TO DO: Every entry that follows should be reproduced exactly.

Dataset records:
·····

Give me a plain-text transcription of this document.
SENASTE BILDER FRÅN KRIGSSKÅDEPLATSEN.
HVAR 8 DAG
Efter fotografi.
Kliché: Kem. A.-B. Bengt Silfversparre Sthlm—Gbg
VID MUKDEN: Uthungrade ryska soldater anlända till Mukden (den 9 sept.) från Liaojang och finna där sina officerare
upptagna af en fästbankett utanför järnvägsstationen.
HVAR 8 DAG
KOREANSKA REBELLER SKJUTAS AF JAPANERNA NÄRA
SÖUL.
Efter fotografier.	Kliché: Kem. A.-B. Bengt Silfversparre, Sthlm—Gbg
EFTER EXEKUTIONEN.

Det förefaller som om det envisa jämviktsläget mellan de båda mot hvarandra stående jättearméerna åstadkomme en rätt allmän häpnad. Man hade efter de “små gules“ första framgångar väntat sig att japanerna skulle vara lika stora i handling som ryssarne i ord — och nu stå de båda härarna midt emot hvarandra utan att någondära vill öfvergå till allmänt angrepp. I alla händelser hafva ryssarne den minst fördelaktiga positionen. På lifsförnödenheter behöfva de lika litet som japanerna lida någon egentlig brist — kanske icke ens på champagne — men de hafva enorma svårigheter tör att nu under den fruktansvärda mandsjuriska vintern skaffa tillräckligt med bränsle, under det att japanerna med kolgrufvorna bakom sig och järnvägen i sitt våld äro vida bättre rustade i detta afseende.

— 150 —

·····

FINAL ANSWER:
Give me a plain-text transcription of this document.
SENASTE BILDER FRÅN KRIGSSKÅDEPLATSEN.
HVAR 8 DAG
Efter fotografi.
Kliché: Kem. A.-B. Bengt Silfversparre Sthlm—Gbg
VID MUKDEN: Uthungrade ryska soldater anlända till Mukden (den 9 sept.) från Liaojang och finna där sina officerare
upptagna af en fästbankett utanför järnvägsstationen.
HVAR 8 DAG
KOREANSKA REBELLER SKJUTAS AF JAPANERNA NÄRA
SÖUL.
Efter fotografier.	Kliché: Kem. A.-B. Bengt Silfversparre, Sthlm—Gbg
EFTER EXEKUTIONEN.

Det förefaller som om det envisa jämviktsläget mellan de båda mot hvarandra stående jättearméerna åstadkomme en rätt allmän häpnad. Man hade efter de “små gules“ första framgångar väntat sig att japanerna skulle vara lika stora i handling som ryssarne i ord — och nu stå de båda härarna midt emot hvarandra utan att någondära vill öfvergå till allmänt angrepp. I alla händelser hafva ryssarne den minst fördelaktiga positionen. På lifsförnödenheter behöfva de lika litet som japanerna lida någon egentlig brist — kanske icke ens på champagne — men de hafva enorma svårigheter tör att nu under den fruktansvärda mandsjuriska vintern skaffa tillräckligt med bränsle, under det att japanerna med kolgrufvorna bakom sig och järnvägen i sitt våld äro vida bättre rustade i detta afseende.

— 150 —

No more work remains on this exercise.